Records that describe figures:
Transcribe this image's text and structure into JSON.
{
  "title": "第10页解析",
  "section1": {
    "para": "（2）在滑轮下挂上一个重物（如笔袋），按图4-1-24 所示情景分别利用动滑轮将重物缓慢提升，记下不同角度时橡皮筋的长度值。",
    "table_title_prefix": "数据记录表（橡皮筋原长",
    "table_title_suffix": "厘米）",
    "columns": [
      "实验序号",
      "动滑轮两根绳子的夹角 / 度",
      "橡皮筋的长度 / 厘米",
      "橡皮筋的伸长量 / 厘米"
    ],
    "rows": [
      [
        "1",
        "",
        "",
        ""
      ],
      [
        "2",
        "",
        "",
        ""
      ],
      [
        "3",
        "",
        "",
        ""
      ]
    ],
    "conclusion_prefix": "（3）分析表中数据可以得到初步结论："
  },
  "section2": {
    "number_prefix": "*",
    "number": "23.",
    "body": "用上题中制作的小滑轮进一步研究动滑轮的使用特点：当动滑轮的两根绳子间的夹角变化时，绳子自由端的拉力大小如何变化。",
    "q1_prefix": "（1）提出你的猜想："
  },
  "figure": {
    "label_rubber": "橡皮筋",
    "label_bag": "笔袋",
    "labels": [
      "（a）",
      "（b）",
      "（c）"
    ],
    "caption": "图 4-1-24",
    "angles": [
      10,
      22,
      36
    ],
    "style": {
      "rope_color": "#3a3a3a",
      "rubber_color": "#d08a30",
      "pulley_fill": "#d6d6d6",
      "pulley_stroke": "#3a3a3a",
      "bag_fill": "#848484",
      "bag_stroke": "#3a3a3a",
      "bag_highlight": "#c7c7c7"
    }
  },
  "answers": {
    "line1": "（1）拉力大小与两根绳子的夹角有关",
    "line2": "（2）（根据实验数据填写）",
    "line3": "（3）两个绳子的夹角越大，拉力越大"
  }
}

--- Goal ---
Extract every record and return it verbatim.

--- Final answer ---
Transcribe this image's text and structure into JSON.
{
  "title": "第10页解析",
  "section1": {
    "para": "（2）在滑轮下挂上一个重物（如笔袋），按图4-1-24 所示情景分别利用动滑轮将重物缓慢提升，记下不同角度时橡皮筋的长度值。",
    "table_title_prefix": "数据记录表（橡皮筋原长",
    "table_title_suffix": "厘米）",
    "columns": [
      "实验序号",
      "动滑轮两根绳子的夹角 / 度",
      "橡皮筋的长度 / 厘米",
      "橡皮筋的伸长量 / 厘米"
    ],
    "rows": [
      [
        "1",
        "",
        "",
        ""
      ],
      [
        "2",
        "",
        "",
        ""
      ],
      [
        "3",
        "",
        "",
        ""
      ]
    ],
    "conclusion_prefix": "（3）分析表中数据可以得到初步结论："
  },
  "section2": {
    "number_prefix": "*",
    "number": "23.",
    "body": "用上题中制作的小滑轮进一步研究动滑轮的使用特点：当动滑轮的两根绳子间的夹角变化时，绳子自由端的拉力大小如何变化。",
    "q1_prefix": "（1）提出你的猜想："
  },
  "figure": {
    "label_rubber": "橡皮筋",
    "label_bag": "笔袋",
    "labels": [
      "（a）",
      "（b）",
      "（c）"
    ],
    "caption": "图 4-1-24",
    "angles": [
      10,
      22,
      36
    ],
    "style": {
      "rope_color": "#3a3a3a",
      "rubber_color": "#d08a30",
      "pulley_fill": "#d6d6d6",
      "pulley_stroke": "#3a3a3a",
      "bag_fill": "#848484",
      "bag_stroke": "#3a3a3a",
      "bag_highlight": "#c7c7c7"
    }
  },
  "answers": {
    "line1": "（1）拉力大小与两根绳子的夹角有关",
    "line2": "（2）（根据实验数据填写）",
    "line3": "（3）两个绳子的夹角越大，拉力越大"
  }
}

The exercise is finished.